Dataset rows about figures:
——

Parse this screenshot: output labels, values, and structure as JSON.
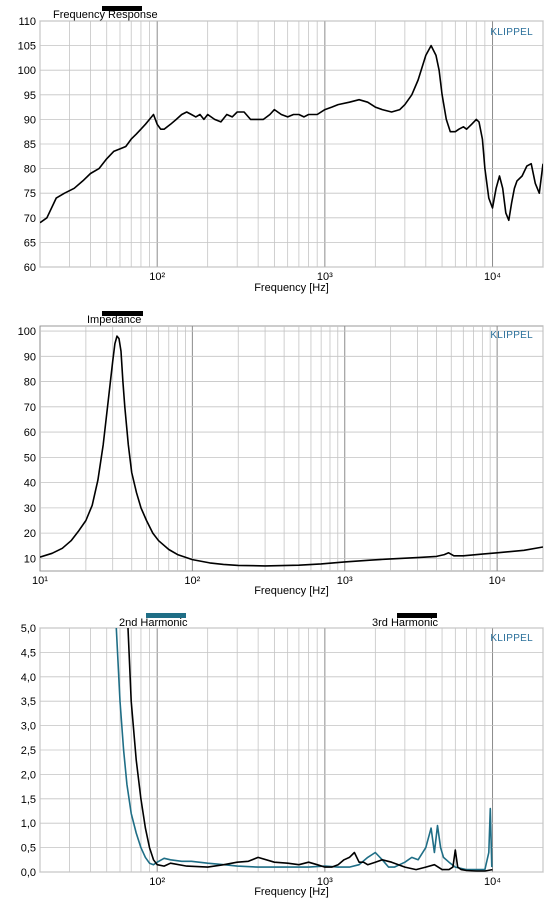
{
  "brand": "KLIPPEL",
  "chart_data": [
    {
      "type": "line",
      "legend": [
        "Frequency Response"
      ],
      "xlabel": "Frequency  [Hz]",
      "ylabel": "",
      "xscale": "log",
      "xlim": [
        20,
        20000
      ],
      "ylim": [
        60,
        110
      ],
      "yticks": [
        60,
        65,
        70,
        75,
        80,
        85,
        90,
        95,
        100,
        105,
        110
      ],
      "xticks": [
        "10²",
        "10³",
        "10⁴"
      ],
      "grid": true,
      "series": [
        {
          "color": "#000000",
          "x": [
            20,
            22,
            25,
            28,
            32,
            36,
            40,
            45,
            50,
            55,
            60,
            65,
            70,
            75,
            80,
            85,
            90,
            95,
            100,
            105,
            110,
            120,
            130,
            140,
            150,
            160,
            170,
            180,
            190,
            200,
            220,
            240,
            260,
            280,
            300,
            330,
            360,
            400,
            430,
            470,
            500,
            550,
            600,
            650,
            700,
            750,
            800,
            900,
            1000,
            1100,
            1200,
            1400,
            1600,
            1800,
            2000,
            2200,
            2500,
            2800,
            3000,
            3300,
            3600,
            4000,
            4300,
            4600,
            4800,
            5000,
            5300,
            5600,
            6000,
            6300,
            6700,
            7000,
            7500,
            8000,
            8300,
            8700,
            9000,
            9500,
            10000,
            10500,
            11000,
            11500,
            12000,
            12500,
            13000,
            13500,
            14000,
            15000,
            16000,
            17000,
            18000,
            19000,
            20000
          ],
          "y": [
            69,
            70,
            74,
            75,
            76,
            77.5,
            79,
            80,
            82,
            83.5,
            84,
            84.5,
            86,
            87,
            88,
            89,
            90,
            91,
            89,
            88,
            88,
            89,
            90,
            91,
            91.5,
            91,
            90.5,
            91,
            90,
            91,
            90,
            89.5,
            91,
            90.5,
            91.5,
            91.5,
            90,
            90,
            90,
            91,
            92,
            91,
            90.5,
            91,
            91,
            90.5,
            91,
            91,
            92,
            92.5,
            93,
            93.5,
            94,
            93.5,
            92.5,
            92,
            91.5,
            92,
            93,
            95,
            98,
            103,
            105,
            103,
            100,
            95,
            90,
            87.5,
            87.5,
            88,
            88.5,
            88,
            89,
            90,
            89.5,
            86,
            80,
            74,
            72,
            76,
            78.5,
            76,
            71,
            69.5,
            73,
            76,
            77.5,
            78.5,
            80.5,
            81,
            77,
            75,
            81
          ]
        }
      ]
    },
    {
      "type": "line",
      "legend": [
        "Impedance"
      ],
      "xlabel": "Frequency  [Hz]",
      "ylabel": "",
      "xscale": "log",
      "xlim": [
        10,
        20000
      ],
      "ylim": [
        5,
        102
      ],
      "yticks": [
        10,
        20,
        30,
        40,
        50,
        60,
        70,
        80,
        90,
        100
      ],
      "xticks": [
        "10¹",
        "10²",
        "10³",
        "10⁴"
      ],
      "grid": true,
      "series": [
        {
          "color": "#000000",
          "x": [
            10,
            12,
            14,
            16,
            18,
            20,
            22,
            24,
            26,
            28,
            30,
            31,
            32,
            33,
            34,
            35,
            36,
            38,
            40,
            43,
            46,
            50,
            55,
            60,
            70,
            80,
            100,
            130,
            160,
            200,
            300,
            500,
            700,
            1000,
            1500,
            2000,
            3000,
            4000,
            4500,
            4800,
            5200,
            6000,
            8000,
            10000,
            15000,
            20000
          ],
          "y": [
            10.5,
            12,
            14,
            17,
            21,
            25,
            31,
            41,
            55,
            72,
            88,
            95,
            98,
            97,
            92,
            80,
            70,
            55,
            44,
            36,
            30,
            25,
            20,
            17,
            13.5,
            11.5,
            9.5,
            8.2,
            7.6,
            7.2,
            7.0,
            7.3,
            7.8,
            8.6,
            9.3,
            9.8,
            10.3,
            10.8,
            11.5,
            12.2,
            11.0,
            11.0,
            11.7,
            12.2,
            13.2,
            14.5
          ]
        }
      ]
    },
    {
      "type": "line",
      "legend": [
        "2nd Harmonic",
        "3rd Harmonic"
      ],
      "xlabel": "Frequency  [Hz]",
      "ylabel": "",
      "xscale": "log",
      "xlim": [
        20,
        20000
      ],
      "ylim": [
        0,
        5
      ],
      "yticks": [
        "0,0",
        "0,5",
        "1,0",
        "1,5",
        "2,0",
        "2,5",
        "3,0",
        "3,5",
        "4,0",
        "4,5",
        "5,0"
      ],
      "xticks": [
        "10²",
        "10³",
        "10⁴"
      ],
      "grid": true,
      "series": [
        {
          "name": "2nd Harmonic",
          "color": "#1f6e86",
          "x": [
            57,
            60,
            63,
            66,
            70,
            75,
            80,
            85,
            90,
            95,
            100,
            110,
            120,
            140,
            160,
            200,
            250,
            300,
            400,
            500,
            600,
            700,
            800,
            1000,
            1200,
            1400,
            1600,
            1800,
            2000,
            2200,
            2400,
            2600,
            3000,
            3300,
            3600,
            4000,
            4300,
            4500,
            4700,
            4900,
            5100,
            5500,
            6000,
            7000,
            8000,
            9000,
            9500,
            9700,
            9900
          ],
          "y": [
            5.0,
            3.5,
            2.5,
            1.8,
            1.2,
            0.8,
            0.5,
            0.3,
            0.18,
            0.15,
            0.2,
            0.28,
            0.25,
            0.22,
            0.22,
            0.18,
            0.15,
            0.12,
            0.1,
            0.1,
            0.1,
            0.1,
            0.1,
            0.12,
            0.1,
            0.1,
            0.15,
            0.3,
            0.4,
            0.25,
            0.1,
            0.1,
            0.2,
            0.3,
            0.25,
            0.5,
            0.9,
            0.4,
            0.95,
            0.5,
            0.3,
            0.2,
            0.1,
            0.05,
            0.05,
            0.05,
            0.4,
            1.3,
            0.1
          ]
        },
        {
          "name": "3rd Harmonic",
          "color": "#000000",
          "x": [
            67,
            70,
            75,
            80,
            85,
            90,
            95,
            100,
            110,
            120,
            150,
            200,
            250,
            300,
            350,
            400,
            500,
            600,
            700,
            800,
            900,
            1000,
            1100,
            1200,
            1300,
            1400,
            1500,
            1600,
            1700,
            1800,
            2000,
            2200,
            2500,
            3000,
            3500,
            4000,
            4500,
            5000,
            5500,
            5800,
            6000,
            6200,
            6500,
            7000,
            8000,
            9000,
            10000
          ],
          "y": [
            5.0,
            3.5,
            2.3,
            1.5,
            0.9,
            0.5,
            0.25,
            0.15,
            0.12,
            0.18,
            0.12,
            0.1,
            0.15,
            0.2,
            0.22,
            0.3,
            0.2,
            0.18,
            0.15,
            0.2,
            0.15,
            0.1,
            0.1,
            0.15,
            0.25,
            0.3,
            0.4,
            0.2,
            0.2,
            0.15,
            0.2,
            0.25,
            0.2,
            0.1,
            0.05,
            0.1,
            0.15,
            0.05,
            0.05,
            0.1,
            0.45,
            0.1,
            0.05,
            0.03,
            0.02,
            0.02,
            0.05
          ]
        }
      ]
    }
  ]
}
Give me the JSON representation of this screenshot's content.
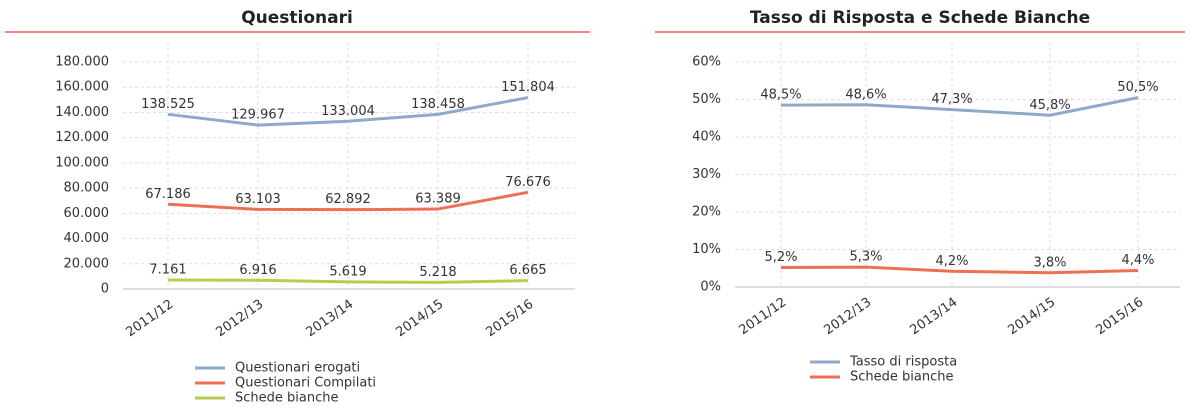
{
  "chart_data": [
    {
      "type": "line",
      "title": "Questionari",
      "categories": [
        "2011/12",
        "2012/13",
        "2013/14",
        "2014/15",
        "2015/16"
      ],
      "ylim": [
        0,
        180000
      ],
      "yticks": [
        0,
        {
          "value": 20000,
          "label": "20.000"
        },
        {
          "value": 40000,
          "label": "40.000"
        },
        {
          "value": 60000,
          "label": "60.000"
        },
        {
          "value": 80000,
          "label": "80.000"
        },
        {
          "value": 100000,
          "label": "100.000"
        },
        {
          "value": 120000,
          "label": "120.000"
        },
        {
          "value": 140000,
          "label": "140.000"
        },
        {
          "value": 160000,
          "label": "160.000"
        },
        {
          "value": 180000,
          "label": "180.000"
        }
      ],
      "grid": true,
      "series": [
        {
          "name": "Questionari erogati",
          "color": "#8eaacb",
          "values": [
            138525,
            129967,
            133004,
            138458,
            151804
          ],
          "value_labels": [
            "138.525",
            "129.967",
            "133.004",
            "138.458",
            "151.804"
          ]
        },
        {
          "name": "Questionari Compilati",
          "color": "#ef6f55",
          "values": [
            67186,
            63103,
            62892,
            63389,
            76676
          ],
          "value_labels": [
            "67.186",
            "63.103",
            "62.892",
            "63.389",
            "76.676"
          ]
        },
        {
          "name": "Schede bianche",
          "color": "#b5cf4a",
          "values": [
            7161,
            6916,
            5619,
            5218,
            6665
          ],
          "value_labels": [
            "7.161",
            "6.916",
            "5.619",
            "5.218",
            "6.665"
          ]
        }
      ]
    },
    {
      "type": "line",
      "title": "Tasso di Risposta e Schede Bianche",
      "categories": [
        "2011/12",
        "2012/13",
        "2013/14",
        "2014/15",
        "2015/16"
      ],
      "ylim": [
        0,
        60
      ],
      "yticks": [
        {
          "value": 0,
          "label": "0%"
        },
        {
          "value": 10,
          "label": "10%"
        },
        {
          "value": 20,
          "label": "20%"
        },
        {
          "value": 30,
          "label": "30%"
        },
        {
          "value": 40,
          "label": "40%"
        },
        {
          "value": 50,
          "label": "50%"
        },
        {
          "value": 60,
          "label": "60%"
        }
      ],
      "grid": true,
      "series": [
        {
          "name": "Tasso di risposta",
          "color": "#8eaacb",
          "values": [
            48.5,
            48.6,
            47.3,
            45.8,
            50.5
          ],
          "value_labels": [
            "48,5%",
            "48,6%",
            "47,3%",
            "45,8%",
            "50,5%"
          ]
        },
        {
          "name": "Schede bianche",
          "color": "#ef6f55",
          "values": [
            5.2,
            5.3,
            4.2,
            3.8,
            4.4
          ],
          "value_labels": [
            "5,2%",
            "5,3%",
            "4,2%",
            "3,8%",
            "4,4%"
          ]
        }
      ]
    }
  ]
}
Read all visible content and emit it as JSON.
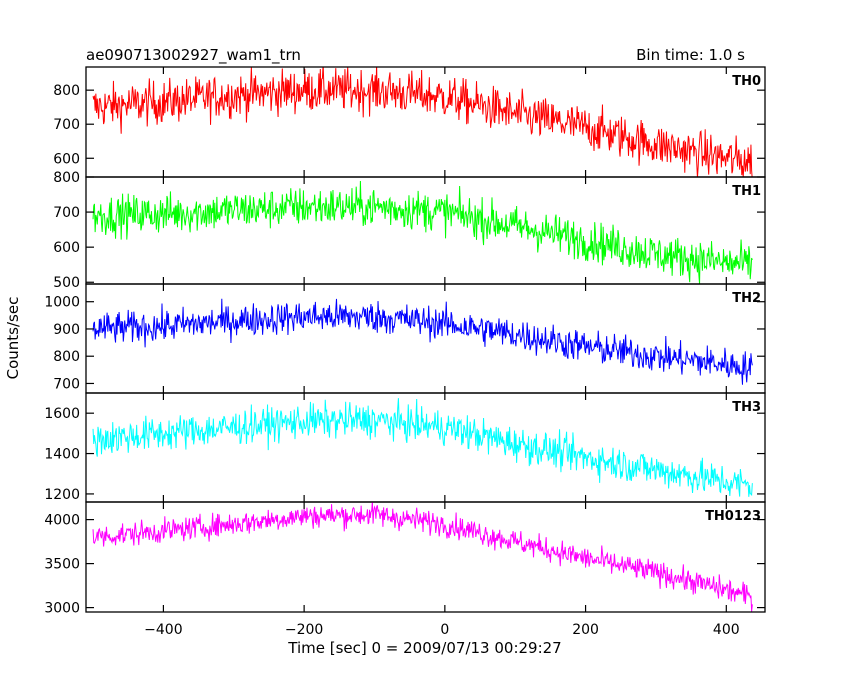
{
  "title_left": "ae090713002927_wam1_trn",
  "title_right": "Bin time: 1.0 s",
  "chart_data": {
    "type": "line",
    "xlabel": "Time [sec] 0 = 2009/07/13 00:29:27",
    "ylabel": "Counts/sec",
    "xlim": [
      -510,
      455
    ],
    "x_ticks": [
      -400,
      -200,
      0,
      200,
      400
    ],
    "x_range_data": [
      -500,
      437
    ],
    "bin_time_s": 1.0,
    "panels": [
      {
        "name": "TH0",
        "color": "#ff0000",
        "ylim": [
          545,
          868
        ],
        "y_ticks": [
          600,
          700,
          800
        ],
        "trend_t": [
          -500,
          -400,
          -300,
          -200,
          -100,
          0,
          100,
          200,
          300,
          400,
          437
        ],
        "trend_y": [
          750,
          765,
          785,
          800,
          800,
          780,
          730,
          690,
          640,
          600,
          590
        ],
        "noise": 45
      },
      {
        "name": "TH1",
        "color": "#00ff00",
        "ylim": [
          495,
          800
        ],
        "y_ticks": [
          500,
          600,
          700,
          800
        ],
        "trend_t": [
          -500,
          -400,
          -300,
          -200,
          -100,
          0,
          100,
          200,
          300,
          400,
          437
        ],
        "trend_y": [
          690,
          695,
          705,
          715,
          715,
          700,
          660,
          620,
          580,
          555,
          550
        ],
        "noise": 40
      },
      {
        "name": "TH2",
        "color": "#0000ff",
        "ylim": [
          665,
          1065
        ],
        "y_ticks": [
          700,
          800,
          900,
          1000
        ],
        "trend_t": [
          -500,
          -400,
          -300,
          -200,
          -100,
          0,
          100,
          200,
          300,
          400,
          437
        ],
        "trend_y": [
          900,
          910,
          930,
          945,
          945,
          920,
          880,
          835,
          800,
          770,
          755
        ],
        "noise": 42
      },
      {
        "name": "TH3",
        "color": "#00ffff",
        "ylim": [
          1160,
          1700
        ],
        "y_ticks": [
          1200,
          1400,
          1600
        ],
        "trend_t": [
          -500,
          -400,
          -300,
          -200,
          -100,
          0,
          100,
          200,
          300,
          400,
          437
        ],
        "trend_y": [
          1470,
          1500,
          1530,
          1560,
          1565,
          1530,
          1450,
          1380,
          1320,
          1260,
          1240
        ],
        "noise": 60
      },
      {
        "name": "TH0123",
        "color": "#ff00ff",
        "ylim": [
          2950,
          4200
        ],
        "y_ticks": [
          3000,
          3500,
          4000
        ],
        "trend_t": [
          -500,
          -400,
          -300,
          -200,
          -100,
          0,
          100,
          200,
          300,
          400,
          437
        ],
        "trend_y": [
          3800,
          3870,
          3950,
          4040,
          4060,
          3950,
          3750,
          3560,
          3400,
          3200,
          3120
        ],
        "noise": 95
      }
    ]
  }
}
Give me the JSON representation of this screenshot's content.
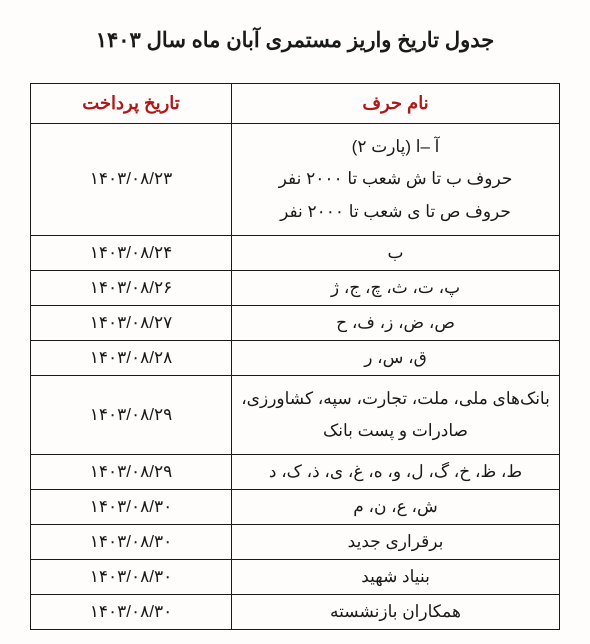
{
  "title": "جدول تاریخ واریز مستمری آبان ماه سال ۱۴۰۳",
  "columns": {
    "letter": "نام حرف",
    "date": "تاریخ پرداخت"
  },
  "rows": [
    {
      "letter": "آ –ا (پارت ۲)\nحروف ب تا ش شعب تا ۲۰۰۰ نفر\nحروف ص تا ی شعب تا ۲۰۰۰ نفر",
      "date": "۱۴۰۳/۰۸/۲۳",
      "multiline": true
    },
    {
      "letter": "ب",
      "date": "۱۴۰۳/۰۸/۲۴"
    },
    {
      "letter": "پ، ت، ث، چ، ج، ژ",
      "date": "۱۴۰۳/۰۸/۲۶"
    },
    {
      "letter": "ص، ض، ز، ف، ح",
      "date": "۱۴۰۳/۰۸/۲۷"
    },
    {
      "letter": "ق، س، ر",
      "date": "۱۴۰۳/۰۸/۲۸"
    },
    {
      "letter": "بانک‌های ملی، ملت، تجارت، سپه، کشاورزی، صادرات و پست بانک",
      "date": "۱۴۰۳/۰۸/۲۹",
      "multiline": true
    },
    {
      "letter": "ط، ظ، خ، گ، ل، و، ه، غ، ی، ذ، ک، د",
      "date": "۱۴۰۳/۰۸/۲۹"
    },
    {
      "letter": "ش، ع، ن، م",
      "date": "۱۴۰۳/۰۸/۳۰"
    },
    {
      "letter": "برقراری جدید",
      "date": "۱۴۰۳/۰۸/۳۰"
    },
    {
      "letter": "بنیاد شهید",
      "date": "۱۴۰۳/۰۸/۳۰"
    },
    {
      "letter": "همکاران بازنشسته",
      "date": "۱۴۰۳/۰۸/۳۰"
    }
  ],
  "style": {
    "header_color": "#b01818",
    "border_color": "#1a1a1a",
    "text_color": "#1a1a1a",
    "background": "#fefdfb",
    "title_fontsize": 21,
    "header_fontsize": 18,
    "cell_fontsize": 17
  }
}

——

▶ Exercise requirements
Filter for "Harmonic". Return all lines that hold it.

▶ Exercise result
        "2nd Harmonic",
        "3rd Harmonic"
          "name": "2nd Harmonic",
          "name": "3rd Harmonic",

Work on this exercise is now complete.